Aufgaben
a – Prüfen Sie, ob die folgenden Aussagen mit dem Text über den Nebel im Taunus übereinstimmen. Antworten Sie jeweils mit Ja oder Nein und zitieren Sie wörtlich die entscheidende Stelle. (i) Die erzählende Person glaubt, dass es im Taunus noch in keinem Winter so viel Nebel gab wie in diesem. (ii) Die Wolkenkratzer von Frankfurt bleiben im Nebel sichtbar. (iii) Die erzählende Person erwartet, das Wintergrau bis zum Frühling zu mögen.
b – Führen Sie bitte den Text über den Nebel im Taunus im Anschluss an seinen letzten Satz weiter.

─── Textauszug ───

Ich glaube, wir hatten in noch keinem Winter im Taunus so viel Nebel wie in diesem. Fast jeden Tag verlieren die Kronen der Bäume irgendwo im oberen Drittel ihre Konturen und lösen sich auf, in dieses grauweißen Nichts, das im Licht der Straßenlaternen in Wellen vorüber treibt und den Rest der Welt scheinbar verschwinden lässt. Dann sitzen wir hier auf unserer bewaldeten Insel, nur ein paar Höhenmeter getrennt von Frankfurt und seinen Wolkenkratzern, aber selbst von denen fehlt jede Spur.
Und ich mag es. Ich liebe es sogar.
Disclaimer – das ist kein Dauerzustand. Ich weiß, dass ich im Januar, spätestens im Februar, das Wintergrau verfluchen werde, wenn auch meine Vitamin-D-Tabletten und die Tageslichtlampe nicht mehr helfen und jede Zelle meines Körpers nach Frühling schreit. Nach Sonne und Wärme und Krokussen.

─── Extrahierte Daten ───

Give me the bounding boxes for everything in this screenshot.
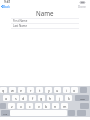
staticText: a	[5, 96, 8, 101]
button[interactable]: o	[71, 87, 78, 93]
button[interactable]: z	[8, 103, 15, 109]
staticText: Done	[78, 5, 86, 8]
button[interactable]: Numbers	[1, 110, 10, 116]
staticText: z	[11, 104, 13, 109]
staticText: n	[54, 104, 57, 109]
staticText: Back	[3, 5, 10, 8]
staticText: x	[20, 104, 22, 109]
staticText: d	[22, 96, 25, 101]
button[interactable]: n	[52, 103, 59, 109]
staticText: 9:41	[4, 0, 11, 4]
button[interactable]: Back	[0, 4, 11, 9]
staticText: 123	[3, 112, 8, 115]
staticText: o	[73, 88, 76, 93]
staticText: q	[2, 88, 5, 93]
staticText: k	[68, 96, 70, 101]
staticText: u	[56, 88, 59, 93]
staticText: next	[80, 97, 85, 100]
button[interactable]: Next	[75, 95, 89, 101]
staticText: i	[66, 88, 67, 93]
button[interactable]: t	[36, 87, 43, 93]
staticText: j	[59, 96, 60, 101]
staticText: h	[49, 96, 52, 101]
button[interactable]: a	[3, 95, 10, 101]
staticText: g	[40, 96, 43, 101]
staticText: t	[39, 88, 41, 93]
button[interactable]: v	[35, 103, 42, 109]
staticText: v	[38, 104, 40, 109]
button[interactable]: k	[65, 95, 72, 101]
button[interactable]: r	[27, 87, 34, 93]
button[interactable]: i	[63, 87, 70, 93]
button[interactable]: c	[26, 103, 33, 109]
staticText: b	[45, 104, 48, 109]
staticText: First Name	[13, 19, 28, 23]
button[interactable]: e	[18, 87, 25, 93]
button[interactable]: q	[0, 87, 7, 93]
button[interactable]: y	[45, 87, 52, 93]
button[interactable]: x	[17, 103, 24, 109]
staticText: r	[30, 88, 32, 93]
button[interactable]: b	[43, 103, 50, 109]
button[interactable]: j	[56, 95, 63, 101]
button[interactable]: w	[9, 87, 16, 93]
staticText: y	[48, 88, 50, 93]
button[interactable]: First Name	[0, 19, 90, 23]
staticText: m	[63, 104, 67, 109]
button[interactable]: u	[54, 87, 61, 93]
button[interactable]: f	[29, 95, 36, 101]
staticText: Last Name	[13, 24, 27, 28]
button[interactable]: d	[20, 95, 27, 101]
staticText: f	[32, 96, 34, 101]
staticText: w	[11, 88, 14, 93]
button[interactable]: g	[38, 95, 45, 101]
button[interactable]: Done	[74, 4, 90, 9]
button[interactable]: Last Name	[0, 24, 90, 28]
staticText: s	[15, 96, 17, 101]
staticText: Name	[36, 9, 54, 16]
staticText: c	[29, 104, 31, 109]
button[interactable]: m	[61, 103, 68, 109]
button[interactable]: h	[47, 95, 54, 101]
staticText: e	[20, 88, 23, 93]
button[interactable]: s	[12, 95, 19, 101]
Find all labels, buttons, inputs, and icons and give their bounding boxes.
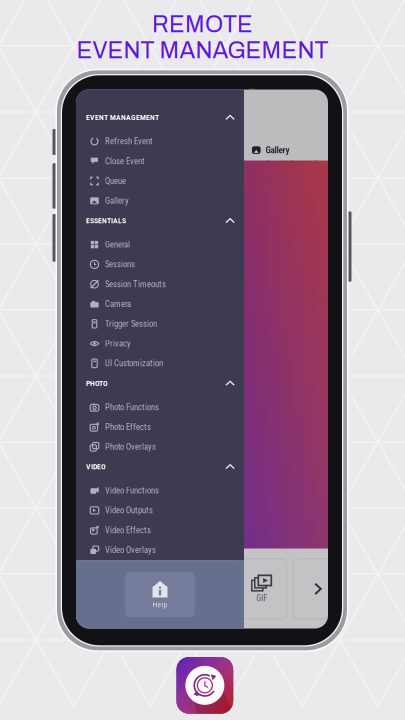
- staticText: Gallery: [105, 196, 129, 206]
- staticText: Photo Functions: [105, 402, 159, 412]
- button[interactable]: Help: [125, 572, 195, 617]
- staticText: Refresh Event: [105, 136, 153, 146]
- staticText: Session Timeouts: [105, 279, 166, 289]
- button[interactable]: Photo Functions: [76, 397, 244, 417]
- button[interactable]: GIF: [237, 559, 287, 619]
- button[interactable]: General: [76, 235, 244, 254]
- staticText: Photo Overlays: [105, 442, 156, 452]
- staticText: Privacy: [105, 338, 131, 349]
- staticText: Camera: [105, 299, 131, 309]
- button[interactable]: Video Functions: [76, 481, 244, 500]
- button[interactable]: Photo Overlays: [76, 437, 244, 457]
- staticText: Help: [152, 600, 168, 609]
- button[interactable]: Photo Effects: [76, 417, 244, 437]
- staticText: Video Functions: [105, 486, 159, 496]
- staticText: GIF: [256, 593, 267, 603]
- staticText: ESSENTIALS: [86, 216, 126, 225]
- button[interactable]: Privacy: [76, 334, 244, 354]
- staticText: General: [105, 240, 130, 250]
- button[interactable]: Refresh Event: [76, 132, 244, 151]
- button[interactable]: Trigger Session: [76, 314, 244, 334]
- staticText: UI Customization: [105, 358, 163, 368]
- button[interactable]: Video Outputs: [76, 500, 244, 520]
- staticText: EVENT MANAGEMENT: [76, 38, 328, 63]
- staticText: Sessions: [105, 259, 135, 270]
- staticText: Trigger Session: [105, 319, 157, 329]
- button[interactable]: Camera: [76, 294, 244, 314]
- staticText: Video Outputs: [105, 505, 153, 516]
- staticText: Close Event: [105, 156, 145, 166]
- staticText: Queue: [105, 176, 126, 186]
- button[interactable]: Gallery: [76, 191, 244, 211]
- staticText: Gallery: [266, 145, 290, 156]
- staticText: PHOTO: [86, 379, 108, 388]
- button[interactable]: Next: [293, 559, 343, 619]
- button[interactable]: Sessions: [76, 254, 244, 274]
- staticText: EVENT MANAGEMENT: [86, 113, 159, 122]
- button[interactable]: Queue: [76, 171, 244, 191]
- staticText: Video Overlays: [105, 545, 156, 555]
- button[interactable]: Close Event: [76, 151, 244, 171]
- button[interactable]: UI Customization: [76, 354, 244, 373]
- button[interactable]: Video Effects: [76, 520, 244, 540]
- staticText: REMOTE: [152, 12, 253, 37]
- staticText: Video Effects: [105, 525, 151, 535]
- button[interactable]: Video Overlays: [76, 540, 244, 560]
- button[interactable]: Session Timeouts: [76, 274, 244, 294]
- staticText: Photo Effects: [105, 422, 151, 432]
- staticText: VIDEO: [86, 462, 106, 471]
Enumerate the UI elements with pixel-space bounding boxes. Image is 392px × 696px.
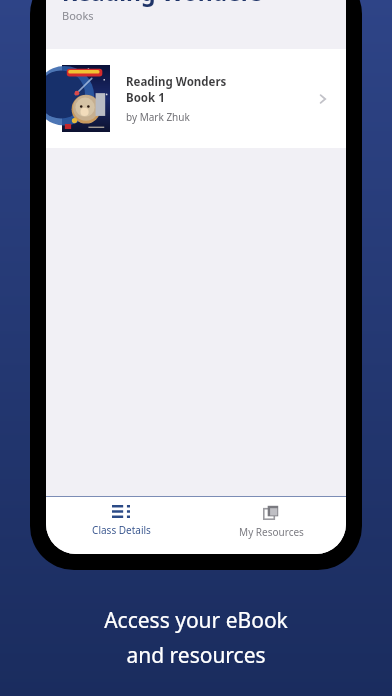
staticText: Reading Wonders	[62, 0, 263, 7]
button[interactable]: Reading Wonders	[46, 49, 346, 148]
staticText: Book 1	[126, 90, 165, 106]
staticText: My Resources	[239, 525, 304, 539]
staticText: Books	[62, 8, 94, 23]
staticText: Reading Wonders	[126, 74, 227, 90]
button[interactable]: My Resources	[196, 497, 346, 554]
staticText: and resources	[126, 641, 266, 670]
staticText: by Mark Zhuk	[126, 110, 190, 124]
button[interactable]: Class Details	[46, 497, 196, 554]
staticText: Access your eBook	[104, 606, 288, 635]
staticText: Class Details	[92, 523, 151, 537]
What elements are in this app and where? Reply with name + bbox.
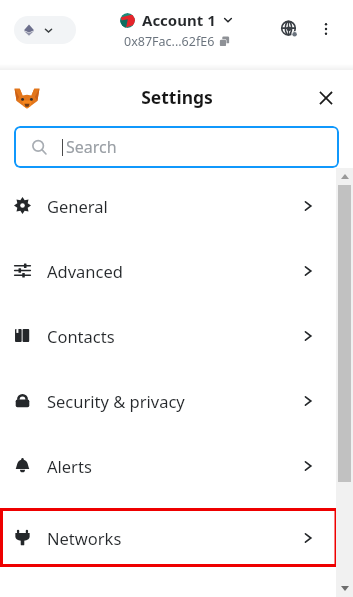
button[interactable]: Connected sites bbox=[275, 15, 303, 43]
staticText: Search bbox=[66, 136, 117, 158]
staticText: Settings bbox=[141, 85, 213, 109]
staticText: 0x87Fac...62fE6 bbox=[124, 33, 215, 50]
staticText: Advanced bbox=[47, 260, 123, 282]
staticText: Contacts bbox=[47, 325, 115, 347]
button[interactable]: Account 1 bbox=[120, 10, 234, 50]
staticText: Networks bbox=[47, 527, 122, 549]
button[interactable]: Advanced bbox=[0, 246, 336, 295]
button[interactable]: More options bbox=[312, 15, 340, 43]
button[interactable]: General bbox=[0, 181, 336, 230]
button[interactable]: Alerts bbox=[0, 441, 336, 490]
button[interactable]: Search bbox=[14, 126, 339, 168]
staticText: Security & privacy bbox=[47, 390, 185, 412]
staticText: Account 1 bbox=[142, 10, 216, 30]
button[interactable]: Close bbox=[313, 85, 339, 111]
staticText: Alerts bbox=[47, 455, 92, 477]
button[interactable]: Security & privacy bbox=[0, 376, 336, 425]
button[interactable]: Contacts bbox=[0, 311, 336, 360]
staticText: General bbox=[47, 195, 108, 217]
button[interactable]: Select network bbox=[14, 16, 76, 44]
button[interactable]: Networks bbox=[0, 508, 336, 567]
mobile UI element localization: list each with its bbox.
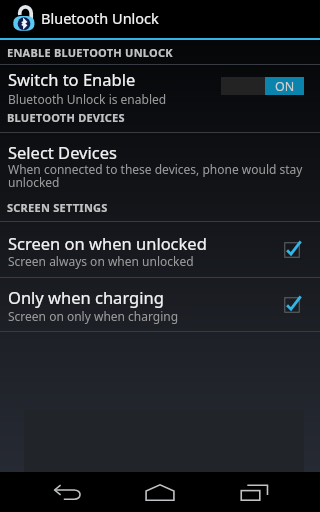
staticText: SCREEN SETTINGS xyxy=(7,200,108,215)
staticText: Screen on only when charging xyxy=(8,308,179,324)
button[interactable]: BLUETOOTH DEVICES xyxy=(0,110,320,132)
staticText: Bluetooth Unlock xyxy=(41,8,159,28)
button[interactable]: Toggle Bluetooth Unlock xyxy=(221,77,304,95)
button[interactable]: ENABLE BLUETOOTH UNLOCK xyxy=(0,45,320,64)
staticText: BLUETOOTH DEVICES xyxy=(7,110,125,125)
staticText: Select Devices xyxy=(8,141,117,163)
button[interactable]: Recents xyxy=(225,473,285,512)
button[interactable]: Checkbox xyxy=(282,295,302,315)
staticText: Screen always on when unlocked xyxy=(8,253,194,269)
staticText: Switch to Enable xyxy=(8,68,136,90)
button[interactable]: Select Devices xyxy=(0,133,320,196)
staticText: ENABLE BLUETOOTH UNLOCK xyxy=(7,45,173,60)
staticText: Screen on when unlocked xyxy=(8,232,207,254)
button[interactable]: Home xyxy=(130,473,190,512)
staticText: When connected to these devices, phone w… xyxy=(8,161,303,191)
staticText: Only when charging xyxy=(8,286,164,308)
button[interactable]: Only when charging xyxy=(0,278,320,331)
button[interactable]: SCREEN SETTINGS xyxy=(0,200,320,221)
staticText: Bluetooth Unlock is enabled xyxy=(8,91,167,107)
button[interactable]: Screen on when unlocked xyxy=(0,222,320,277)
button[interactable]: Checkbox xyxy=(282,240,302,260)
staticText: ON xyxy=(275,78,295,95)
button[interactable]: Back xyxy=(37,473,97,512)
button[interactable]: Switch to Enable xyxy=(0,65,320,106)
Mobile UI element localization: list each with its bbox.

───

Antworten
a –
(i) Ja – „Ich glaube, wir hatten in noch keinem Winter im Taunus so viel Nebel wie in diesem.“
(ii) Nein – „aber selbst von denen fehlt jede Spur.“
(iii) Nein – „Ich weiß, dass ich im Januar, spätestens im Februar, das Wintergrau verfluchen werde“

b –
Aber für den Augenblick möchte ich es nicht anders haben. Will mich einkuscheln in dieses Bett aus kondensiertem Wasserdampf (danke, Wikipedia ;). Spaziere durch den Wald, der seine Stämme nur meterweise freigibt, seine nächste Wegbiegung erst enthüllt, wenn ich schon fast vor ihr stehe.
Für mich liegt etwas Mystisches, Altes, Geheimnisvolles in diesem Nebel. Er macht mich anfällig für Geschichten und Märchen, für Erinnerungen und innere Einkehr. Er baut einen weiße Schutzring um mich, in dem mich vieles, was mich sonst stresst, nicht erreichen kann.
Und er passt so gut zu dem Motto, unter dem ich die restlichen Tage dieses Monats verbringen will: Mein slow december.
Ich bin nämlich normalerweise wahnsinnig gut darin, mich zu stressen. Mir zu viel aufzuladen, zu viel auf einmal zu wollen und von morgens früh bis abends spät in hektischer Geschäftigkeit durch die Wohnung zu wirbeln.
In den vergangenen Jahren habe ich am Jahresende oft gedacht: “Verdammt, ich will das nicht mehr! Ich will nicht noch so ein rastloses Jahr.”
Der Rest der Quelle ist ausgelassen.